# Stated task
Using the data beneath, show every line that includes the word "Kiosk".

**** Material shown

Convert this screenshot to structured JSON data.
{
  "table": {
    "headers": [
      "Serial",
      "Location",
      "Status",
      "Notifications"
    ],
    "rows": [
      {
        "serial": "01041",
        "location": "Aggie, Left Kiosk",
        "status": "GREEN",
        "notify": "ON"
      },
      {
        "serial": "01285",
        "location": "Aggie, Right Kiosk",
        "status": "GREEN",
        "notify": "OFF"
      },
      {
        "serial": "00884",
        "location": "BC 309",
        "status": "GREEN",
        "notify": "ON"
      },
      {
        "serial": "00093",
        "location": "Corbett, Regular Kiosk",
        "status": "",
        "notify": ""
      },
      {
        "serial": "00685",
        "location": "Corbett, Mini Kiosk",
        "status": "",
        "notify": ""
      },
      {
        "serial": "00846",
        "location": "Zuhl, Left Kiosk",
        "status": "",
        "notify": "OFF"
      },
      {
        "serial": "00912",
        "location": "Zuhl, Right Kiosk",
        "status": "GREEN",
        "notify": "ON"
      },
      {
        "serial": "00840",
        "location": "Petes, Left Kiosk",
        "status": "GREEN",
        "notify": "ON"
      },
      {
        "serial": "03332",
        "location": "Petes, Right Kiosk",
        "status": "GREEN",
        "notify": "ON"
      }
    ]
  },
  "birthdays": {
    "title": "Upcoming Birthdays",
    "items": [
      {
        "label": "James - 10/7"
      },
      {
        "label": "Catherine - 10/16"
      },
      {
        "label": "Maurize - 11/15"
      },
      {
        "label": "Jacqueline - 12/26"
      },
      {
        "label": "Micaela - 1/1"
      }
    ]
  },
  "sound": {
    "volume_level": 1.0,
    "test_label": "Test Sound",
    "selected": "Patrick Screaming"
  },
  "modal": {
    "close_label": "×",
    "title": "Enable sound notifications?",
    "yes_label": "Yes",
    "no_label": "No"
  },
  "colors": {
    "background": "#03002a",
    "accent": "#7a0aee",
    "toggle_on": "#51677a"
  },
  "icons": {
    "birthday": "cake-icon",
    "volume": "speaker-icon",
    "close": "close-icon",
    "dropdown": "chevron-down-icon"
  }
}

********

# Reply to the exercise
        "location": "Aggie, Left Kiosk",
        "location": "Aggie, Right Kiosk",
        "location": "Corbett, Regular Kiosk",
        "location": "Corbett, Mini Kiosk",
        "location": "Zuhl, Left Kiosk",
        "location": "Zuhl, Right Kiosk",
        "location": "Petes, Left Kiosk",
        "location": "Petes, Right Kiosk",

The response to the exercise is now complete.